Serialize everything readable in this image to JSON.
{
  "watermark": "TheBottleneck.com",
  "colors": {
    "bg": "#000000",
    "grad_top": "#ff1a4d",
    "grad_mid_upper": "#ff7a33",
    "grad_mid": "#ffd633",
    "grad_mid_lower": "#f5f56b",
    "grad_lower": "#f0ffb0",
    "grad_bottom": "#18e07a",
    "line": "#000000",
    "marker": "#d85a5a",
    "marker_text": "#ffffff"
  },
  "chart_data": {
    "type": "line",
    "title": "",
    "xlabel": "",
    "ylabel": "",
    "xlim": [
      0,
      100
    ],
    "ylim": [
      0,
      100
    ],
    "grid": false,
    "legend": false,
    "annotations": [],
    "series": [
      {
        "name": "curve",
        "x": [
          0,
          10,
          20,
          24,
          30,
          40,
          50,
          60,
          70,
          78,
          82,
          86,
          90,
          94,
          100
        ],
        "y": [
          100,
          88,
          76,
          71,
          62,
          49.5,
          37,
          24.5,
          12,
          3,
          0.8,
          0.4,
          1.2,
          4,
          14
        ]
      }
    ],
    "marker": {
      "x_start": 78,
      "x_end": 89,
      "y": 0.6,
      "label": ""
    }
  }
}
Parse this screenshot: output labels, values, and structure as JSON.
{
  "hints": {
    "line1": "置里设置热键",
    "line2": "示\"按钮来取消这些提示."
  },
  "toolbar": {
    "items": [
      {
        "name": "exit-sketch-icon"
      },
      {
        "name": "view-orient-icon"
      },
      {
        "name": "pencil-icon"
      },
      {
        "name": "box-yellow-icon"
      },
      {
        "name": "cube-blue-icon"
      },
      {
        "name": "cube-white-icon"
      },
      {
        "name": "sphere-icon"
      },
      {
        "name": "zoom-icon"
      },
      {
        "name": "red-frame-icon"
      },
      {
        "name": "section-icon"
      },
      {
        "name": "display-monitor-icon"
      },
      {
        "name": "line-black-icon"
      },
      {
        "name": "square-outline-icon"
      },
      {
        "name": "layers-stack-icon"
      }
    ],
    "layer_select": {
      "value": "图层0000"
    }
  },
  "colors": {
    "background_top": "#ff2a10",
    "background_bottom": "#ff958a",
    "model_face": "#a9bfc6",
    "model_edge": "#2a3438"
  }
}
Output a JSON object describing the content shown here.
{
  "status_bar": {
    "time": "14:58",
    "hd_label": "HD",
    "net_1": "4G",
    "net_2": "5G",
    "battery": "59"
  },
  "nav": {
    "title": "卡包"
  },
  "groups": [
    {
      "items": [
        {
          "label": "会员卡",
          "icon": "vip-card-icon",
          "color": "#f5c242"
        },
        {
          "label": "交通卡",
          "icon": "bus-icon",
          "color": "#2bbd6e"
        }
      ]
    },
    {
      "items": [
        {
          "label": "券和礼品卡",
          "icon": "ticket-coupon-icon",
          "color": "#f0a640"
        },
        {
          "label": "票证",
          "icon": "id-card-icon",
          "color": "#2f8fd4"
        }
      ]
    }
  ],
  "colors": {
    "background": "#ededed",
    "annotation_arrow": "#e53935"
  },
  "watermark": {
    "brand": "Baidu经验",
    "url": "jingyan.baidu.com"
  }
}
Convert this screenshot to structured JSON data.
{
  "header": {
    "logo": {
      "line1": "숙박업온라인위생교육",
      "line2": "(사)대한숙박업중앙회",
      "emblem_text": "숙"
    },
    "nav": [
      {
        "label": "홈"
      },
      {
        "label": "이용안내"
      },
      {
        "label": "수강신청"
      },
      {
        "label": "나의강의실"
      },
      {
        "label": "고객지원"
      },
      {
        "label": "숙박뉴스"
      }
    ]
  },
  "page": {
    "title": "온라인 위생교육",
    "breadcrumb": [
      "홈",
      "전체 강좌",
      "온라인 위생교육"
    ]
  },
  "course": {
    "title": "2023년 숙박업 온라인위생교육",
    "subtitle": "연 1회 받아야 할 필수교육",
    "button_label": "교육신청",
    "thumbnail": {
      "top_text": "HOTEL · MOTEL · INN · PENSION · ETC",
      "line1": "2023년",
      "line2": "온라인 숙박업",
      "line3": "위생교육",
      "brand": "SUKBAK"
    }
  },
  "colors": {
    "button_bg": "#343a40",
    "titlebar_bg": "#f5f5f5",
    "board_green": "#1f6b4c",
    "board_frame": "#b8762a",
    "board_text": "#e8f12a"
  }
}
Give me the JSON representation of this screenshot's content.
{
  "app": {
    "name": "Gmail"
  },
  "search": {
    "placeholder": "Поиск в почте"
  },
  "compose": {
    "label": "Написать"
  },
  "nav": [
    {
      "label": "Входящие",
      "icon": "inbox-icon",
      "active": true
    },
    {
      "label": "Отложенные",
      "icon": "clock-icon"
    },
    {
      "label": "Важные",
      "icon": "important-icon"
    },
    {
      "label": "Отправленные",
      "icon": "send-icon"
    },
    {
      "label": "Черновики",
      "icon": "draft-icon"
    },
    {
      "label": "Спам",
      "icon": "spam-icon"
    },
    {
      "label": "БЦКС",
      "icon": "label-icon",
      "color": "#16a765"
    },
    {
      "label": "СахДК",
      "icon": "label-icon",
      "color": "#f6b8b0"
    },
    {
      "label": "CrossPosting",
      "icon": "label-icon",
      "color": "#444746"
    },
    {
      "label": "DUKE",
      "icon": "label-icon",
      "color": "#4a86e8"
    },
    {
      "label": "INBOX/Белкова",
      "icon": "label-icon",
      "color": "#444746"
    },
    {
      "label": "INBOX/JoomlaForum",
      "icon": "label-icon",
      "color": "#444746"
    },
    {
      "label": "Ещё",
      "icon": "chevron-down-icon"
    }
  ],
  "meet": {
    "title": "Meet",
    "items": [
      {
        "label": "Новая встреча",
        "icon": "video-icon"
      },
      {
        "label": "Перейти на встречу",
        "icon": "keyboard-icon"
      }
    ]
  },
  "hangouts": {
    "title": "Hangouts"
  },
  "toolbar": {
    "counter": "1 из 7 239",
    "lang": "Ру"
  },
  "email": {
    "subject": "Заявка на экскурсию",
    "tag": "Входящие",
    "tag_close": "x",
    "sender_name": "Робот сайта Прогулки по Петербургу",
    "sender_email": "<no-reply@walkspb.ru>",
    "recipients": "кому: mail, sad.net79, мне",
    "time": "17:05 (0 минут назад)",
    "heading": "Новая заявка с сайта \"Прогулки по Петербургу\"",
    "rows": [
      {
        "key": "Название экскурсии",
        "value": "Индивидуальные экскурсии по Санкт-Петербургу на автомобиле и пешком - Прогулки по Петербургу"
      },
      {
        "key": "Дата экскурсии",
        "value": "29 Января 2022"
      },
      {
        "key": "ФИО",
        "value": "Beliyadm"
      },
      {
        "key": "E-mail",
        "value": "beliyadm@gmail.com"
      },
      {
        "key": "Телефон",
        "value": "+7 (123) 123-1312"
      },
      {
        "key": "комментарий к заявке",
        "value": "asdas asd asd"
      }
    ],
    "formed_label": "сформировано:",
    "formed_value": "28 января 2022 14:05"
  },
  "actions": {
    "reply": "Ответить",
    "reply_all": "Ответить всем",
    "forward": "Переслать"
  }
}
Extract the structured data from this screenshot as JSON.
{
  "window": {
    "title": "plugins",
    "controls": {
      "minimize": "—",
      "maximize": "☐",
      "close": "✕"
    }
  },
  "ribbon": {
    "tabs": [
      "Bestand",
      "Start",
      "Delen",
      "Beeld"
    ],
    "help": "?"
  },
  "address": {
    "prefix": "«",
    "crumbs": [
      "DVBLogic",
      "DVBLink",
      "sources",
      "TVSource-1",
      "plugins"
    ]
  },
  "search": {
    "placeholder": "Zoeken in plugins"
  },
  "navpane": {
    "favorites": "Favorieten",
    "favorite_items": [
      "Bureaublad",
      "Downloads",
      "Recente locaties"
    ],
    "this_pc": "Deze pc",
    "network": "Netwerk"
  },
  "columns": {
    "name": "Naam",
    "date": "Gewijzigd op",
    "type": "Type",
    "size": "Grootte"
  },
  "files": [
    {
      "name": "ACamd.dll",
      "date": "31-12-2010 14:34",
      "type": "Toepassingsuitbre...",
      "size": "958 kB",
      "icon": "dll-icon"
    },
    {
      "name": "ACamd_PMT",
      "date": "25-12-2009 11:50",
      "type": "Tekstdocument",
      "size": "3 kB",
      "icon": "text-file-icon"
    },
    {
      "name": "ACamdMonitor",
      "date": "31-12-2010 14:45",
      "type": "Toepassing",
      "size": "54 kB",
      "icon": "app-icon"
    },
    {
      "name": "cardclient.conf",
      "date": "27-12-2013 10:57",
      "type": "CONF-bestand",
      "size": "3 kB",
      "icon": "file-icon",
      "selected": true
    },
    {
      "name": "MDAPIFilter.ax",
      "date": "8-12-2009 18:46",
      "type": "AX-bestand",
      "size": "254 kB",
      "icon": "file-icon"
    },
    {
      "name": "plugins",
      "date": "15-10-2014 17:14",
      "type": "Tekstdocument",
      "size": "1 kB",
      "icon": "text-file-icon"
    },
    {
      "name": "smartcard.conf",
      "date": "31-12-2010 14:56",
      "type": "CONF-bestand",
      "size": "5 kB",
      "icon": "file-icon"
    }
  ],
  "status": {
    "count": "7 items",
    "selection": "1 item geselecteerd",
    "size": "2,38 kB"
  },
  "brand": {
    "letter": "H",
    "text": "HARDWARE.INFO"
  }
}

Exercise aim: Collect, from the material above, every line containing the word "placeholder".

Exercise response:
    "placeholder": "Поиск в почте"
    "placeholder": "Zoeken in plugins"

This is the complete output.